* **What you need to do**: Check every line for the word "extra" and state how many lines have it. Reply with the number alone.

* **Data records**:
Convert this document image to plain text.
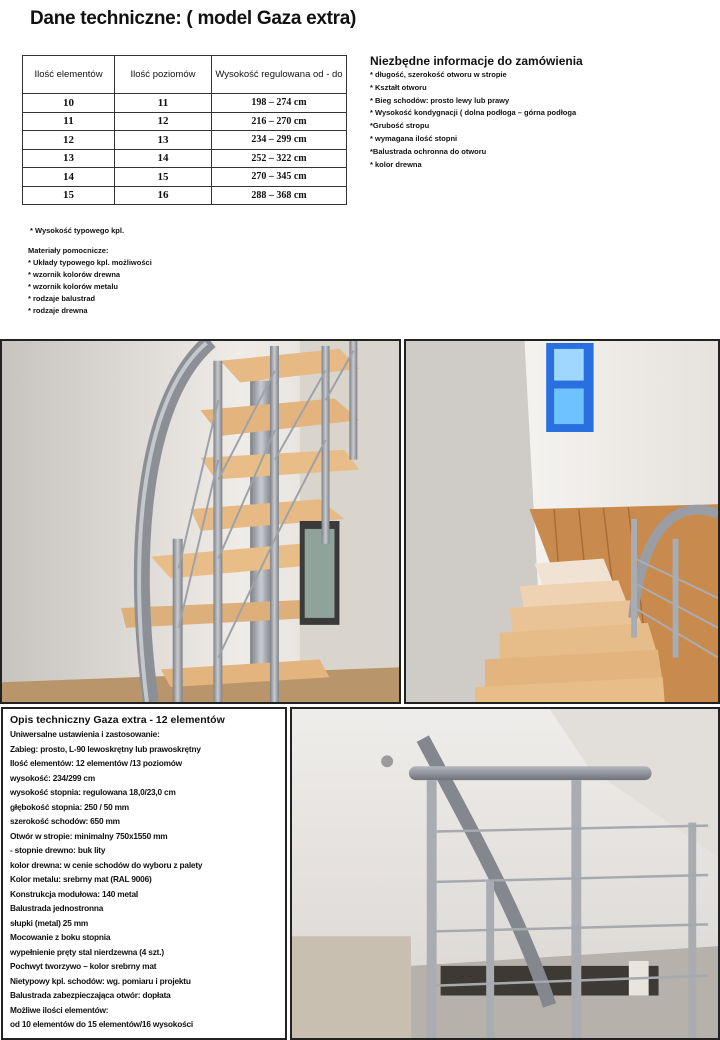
Dane techniczne: ( model Gaza extra)
Ilość elementów	Ilość poziomów	Wysokość regulowana od - do
10	11	198 – 274 cm
11	12	216 – 270 cm
12	13	234 – 299 cm
13	14	252 – 322 cm
14	15	270 – 345 cm
15	16	288 – 368 cm
Niezbędne informacje do zamówienia
* długość, szerokość otworu w stropie
* Kształt otworu
* Bieg schodów: prosto lewy lub prawy
* Wysokość kondygnacji ( dolna podłoga – górna podłoga
*Grubość stropu
* wymagana ilość stopni
*Balustrada ochronna do otworu
* kolor drewna
* Wysokość typowego kpl.
Materiały pomocnicze:
* Układy typowego kpl. możliwości
* wzornik kolorów drewna
* wzornik kolorów metalu
* rodzaje balustrad
* rodzaje drewna
Opis techniczny Gaza extra - 12 elementów
Uniwersalne ustawienia i zastosowanie:
Zabieg: prosto, L-90 lewoskrętny lub prawoskrętny
Ilość elementów: 12 elementów /13 poziomów
wysokość: 234/299 cm
wysokość stopnia: regulowana 18,0/23,0 cm
głębokość stopnia: 250 / 50 mm
szerokość schodów: 650 mm
Otwór w stropie: minimalny 750x1550 mm
- stopnie drewno: buk lity
kolor drewna: w cenie schodów do wyboru z palety
Kolor metalu: srebrny mat (RAL 9006)
Konstrukcja modułowa: 140 metal
Balustrada jednostronna
słupki (metal) 25 mm
Mocowanie z boku stopnia
wypełnienie pręty stal nierdzewna (4 szt.)
Pochwyt tworzywo – kolor srebrny mat
Nietypowy kpl. schodów: wg. pomiaru i projektu
Balustrada zabezpieczająca otwór: dopłata
Możliwe ilości elementów:
od 10 elementów do 15 elementów/16 wysokości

* **Finished task**: 2